▶ **REQUIRED WORK**:
Copy out each line exactly as it appears.

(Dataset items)
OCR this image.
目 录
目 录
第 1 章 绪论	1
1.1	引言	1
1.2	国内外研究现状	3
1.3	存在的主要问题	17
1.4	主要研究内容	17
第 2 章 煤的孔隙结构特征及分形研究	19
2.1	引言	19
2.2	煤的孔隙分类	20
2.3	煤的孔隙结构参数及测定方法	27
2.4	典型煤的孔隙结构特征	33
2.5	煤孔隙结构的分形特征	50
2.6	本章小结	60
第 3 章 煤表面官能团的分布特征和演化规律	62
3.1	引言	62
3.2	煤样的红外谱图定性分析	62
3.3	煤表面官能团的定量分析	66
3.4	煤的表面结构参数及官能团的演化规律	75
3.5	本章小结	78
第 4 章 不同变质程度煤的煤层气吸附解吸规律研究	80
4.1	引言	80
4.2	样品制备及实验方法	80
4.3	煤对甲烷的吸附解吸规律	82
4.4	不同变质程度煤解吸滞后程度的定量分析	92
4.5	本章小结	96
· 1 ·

▶ **SOLUTION TO THE EXERCISE**:
OCR this image.
目 录
目 录
第 1 章 绪论	1
1.1	引言	1
1.2	国内外研究现状	3
1.3	存在的主要问题	17
1.4	主要研究内容	17
第 2 章 煤的孔隙结构特征及分形研究	19
2.1	引言	19
2.2	煤的孔隙分类	20
2.3	煤的孔隙结构参数及测定方法	27
2.4	典型煤的孔隙结构特征	33
2.5	煤孔隙结构的分形特征	50
2.6	本章小结	60
第 3 章 煤表面官能团的分布特征和演化规律	62
3.1	引言	62
3.2	煤样的红外谱图定性分析	62
3.3	煤表面官能团的定量分析	66
3.4	煤的表面结构参数及官能团的演化规律	75
3.5	本章小结	78
第 4 章 不同变质程度煤的煤层气吸附解吸规律研究	80
4.1	引言	80
4.2	样品制备及实验方法	80
4.3	煤对甲烷的吸附解吸规律	82
4.4	不同变质程度煤解吸滞后程度的定量分析	92
4.5	本章小结	96
· 1 ·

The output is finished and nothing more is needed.